DATA FOR PROCESSING →
----

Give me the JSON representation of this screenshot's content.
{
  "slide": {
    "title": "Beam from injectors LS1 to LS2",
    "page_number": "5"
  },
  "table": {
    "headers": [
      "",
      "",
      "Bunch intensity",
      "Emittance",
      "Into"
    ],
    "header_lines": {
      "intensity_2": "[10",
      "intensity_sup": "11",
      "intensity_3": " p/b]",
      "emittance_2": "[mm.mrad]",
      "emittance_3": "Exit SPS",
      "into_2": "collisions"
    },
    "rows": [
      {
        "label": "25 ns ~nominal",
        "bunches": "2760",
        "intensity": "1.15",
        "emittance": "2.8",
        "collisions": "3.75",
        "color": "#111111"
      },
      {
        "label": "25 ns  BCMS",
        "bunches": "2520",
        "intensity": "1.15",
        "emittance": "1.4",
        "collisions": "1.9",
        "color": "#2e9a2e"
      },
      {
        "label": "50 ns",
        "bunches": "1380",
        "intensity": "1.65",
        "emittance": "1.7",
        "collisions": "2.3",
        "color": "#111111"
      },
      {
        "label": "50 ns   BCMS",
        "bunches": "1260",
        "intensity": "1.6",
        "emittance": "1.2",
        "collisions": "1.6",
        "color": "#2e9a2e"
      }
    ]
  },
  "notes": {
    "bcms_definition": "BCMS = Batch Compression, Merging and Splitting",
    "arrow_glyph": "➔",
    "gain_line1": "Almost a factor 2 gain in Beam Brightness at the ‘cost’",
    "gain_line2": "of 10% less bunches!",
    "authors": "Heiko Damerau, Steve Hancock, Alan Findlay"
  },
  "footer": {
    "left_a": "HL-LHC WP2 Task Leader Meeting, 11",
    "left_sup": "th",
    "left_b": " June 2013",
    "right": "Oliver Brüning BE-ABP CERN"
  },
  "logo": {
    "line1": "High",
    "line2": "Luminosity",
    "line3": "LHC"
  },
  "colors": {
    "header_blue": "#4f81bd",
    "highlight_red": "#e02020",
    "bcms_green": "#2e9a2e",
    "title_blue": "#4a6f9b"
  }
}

----

WHAT IS BEING ASKED → Extract every record. Keep wording exact.

EXERCISE ANSWER →
Give me the JSON representation of this screenshot's content.
{
  "slide": {
    "title": "Beam from injectors LS1 to LS2",
    "page_number": "5"
  },
  "table": {
    "headers": [
      "",
      "",
      "Bunch intensity",
      "Emittance",
      "Into"
    ],
    "header_lines": {
      "intensity_2": "[10",
      "intensity_sup": "11",
      "intensity_3": " p/b]",
      "emittance_2": "[mm.mrad]",
      "emittance_3": "Exit SPS",
      "into_2": "collisions"
    },
    "rows": [
      {
        "label": "25 ns ~nominal",
        "bunches": "2760",
        "intensity": "1.15",
        "emittance": "2.8",
        "collisions": "3.75",
        "color": "#111111"
      },
      {
        "label": "25 ns  BCMS",
        "bunches": "2520",
        "intensity": "1.15",
        "emittance": "1.4",
        "collisions": "1.9",
        "color": "#2e9a2e"
      },
      {
        "label": "50 ns",
        "bunches": "1380",
        "intensity": "1.65",
        "emittance": "1.7",
        "collisions": "2.3",
        "color": "#111111"
      },
      {
        "label": "50 ns   BCMS",
        "bunches": "1260",
        "intensity": "1.6",
        "emittance": "1.2",
        "collisions": "1.6",
        "color": "#2e9a2e"
      }
    ]
  },
  "notes": {
    "bcms_definition": "BCMS = Batch Compression, Merging and Splitting",
    "arrow_glyph": "➔",
    "gain_line1": "Almost a factor 2 gain in Beam Brightness at the ‘cost’",
    "gain_line2": "of 10% less bunches!",
    "authors": "Heiko Damerau, Steve Hancock, Alan Findlay"
  },
  "footer": {
    "left_a": "HL-LHC WP2 Task Leader Meeting, 11",
    "left_sup": "th",
    "left_b": " June 2013",
    "right": "Oliver Brüning BE-ABP CERN"
  },
  "logo": {
    "line1": "High",
    "line2": "Luminosity",
    "line3": "LHC"
  },
  "colors": {
    "header_blue": "#4f81bd",
    "highlight_red": "#e02020",
    "bcms_green": "#2e9a2e",
    "title_blue": "#4a6f9b"
  }
}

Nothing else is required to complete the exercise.